In the material below, copy out the lines word for word, starting at the line containing "x-ticks: 0 5" and ending with the line containing "diagram: 0 5".

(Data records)

..............................

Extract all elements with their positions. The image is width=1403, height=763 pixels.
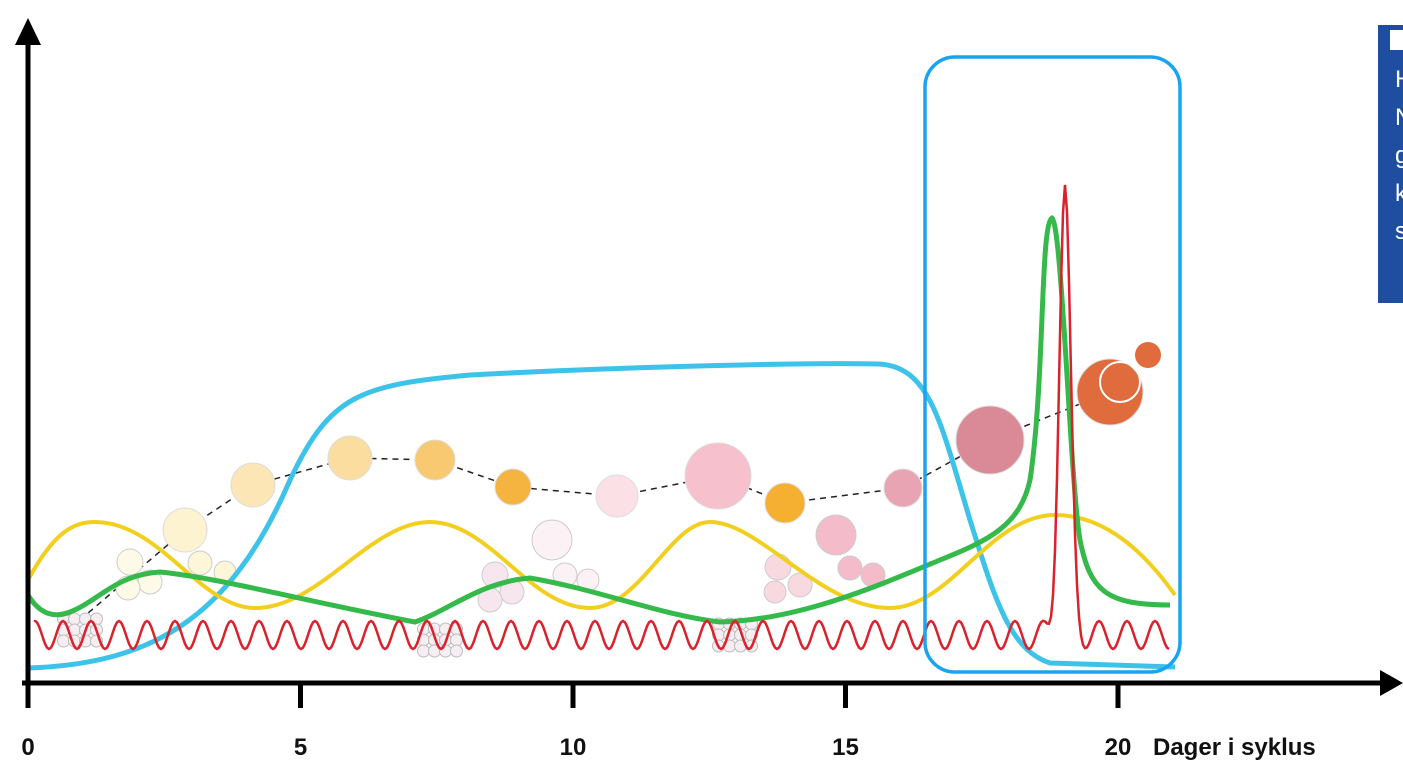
x-ticks: 0 5 10 15 20 <box>21 683 1131 761</box>
follicle <box>328 436 372 480</box>
y-arrow <box>15 18 41 45</box>
tick-label: 0 <box>21 734 34 761</box>
tick-label: 5 <box>294 734 307 761</box>
x-arrow <box>1380 670 1403 696</box>
panel-text: HNgks <box>1395 66 1403 245</box>
follicle <box>764 581 786 603</box>
panel-line: N <box>1395 104 1403 131</box>
panel-line: k <box>1395 180 1403 207</box>
follicle <box>415 440 455 480</box>
follicle <box>884 469 922 507</box>
panel-line: s <box>1395 218 1403 245</box>
x-axis-label: Dager i syklus <box>1153 734 1316 761</box>
panel-line: g <box>1395 142 1403 169</box>
follicle <box>188 551 212 575</box>
follicle-small <box>440 645 452 657</box>
follicle-small <box>69 613 81 625</box>
follicle <box>1077 359 1143 425</box>
follicle <box>838 556 862 580</box>
tick-label: 10 <box>560 734 587 761</box>
follicle <box>231 463 275 507</box>
diagram: 0 5 10 15 20 Dager i syklus HNgks <box>0 0 1403 763</box>
tick-label: 20 <box>1105 734 1132 761</box>
tick-label: 15 <box>832 734 859 761</box>
follicle <box>765 554 791 580</box>
follicle <box>816 515 856 555</box>
follicle <box>532 520 572 560</box>
follicle-small <box>418 645 430 657</box>
follicle-small <box>451 645 463 657</box>
page: {"axis": {"ticks": [0, 5, 10, 15, 20], "… <box>0 0 1403 763</box>
follicles <box>58 342 1162 657</box>
follicle <box>765 483 805 523</box>
follicle <box>163 508 207 552</box>
panel-line: H <box>1395 66 1403 93</box>
follicle <box>956 406 1024 474</box>
follicle <box>117 549 143 575</box>
follicle-small <box>58 635 70 647</box>
panel-icon <box>1390 30 1403 50</box>
follicle <box>596 475 638 517</box>
follicle <box>1135 342 1161 368</box>
follicle-small <box>451 634 463 646</box>
follicle <box>685 443 751 509</box>
follicle <box>495 469 531 505</box>
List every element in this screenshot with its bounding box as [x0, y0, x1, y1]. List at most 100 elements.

..............................

→ **OUTPUT**
x-ticks: 0 5 10 15 20 <box>21 683 1131 761</box>
follicle <box>328 436 372 480</box>
y-arrow <box>15 18 41 45</box>
tick-label: 0 <box>21 734 34 761</box>
tick-label: 5 <box>294 734 307 761</box>
x-arrow <box>1380 670 1403 696</box>
panel-text: HNgks <box>1395 66 1403 245</box>
follicle <box>764 581 786 603</box>
panel-line: N <box>1395 104 1403 131</box>
panel-line: k <box>1395 180 1403 207</box>
follicle <box>415 440 455 480</box>
follicle <box>884 469 922 507</box>
panel-line: s <box>1395 218 1403 245</box>
x-axis-label: Dager i syklus <box>1153 734 1316 761</box>
panel-line: g <box>1395 142 1403 169</box>
follicle <box>188 551 212 575</box>
follicle-small <box>440 645 452 657</box>
follicle-small <box>69 613 81 625</box>
follicle <box>1077 359 1143 425</box>
follicle <box>838 556 862 580</box>
tick-label: 10 <box>560 734 587 761</box>
follicle <box>231 463 275 507</box>
diagram: 0 5 10 15 20 Dager i syklus HNgks <box>0 0 1403 763</box>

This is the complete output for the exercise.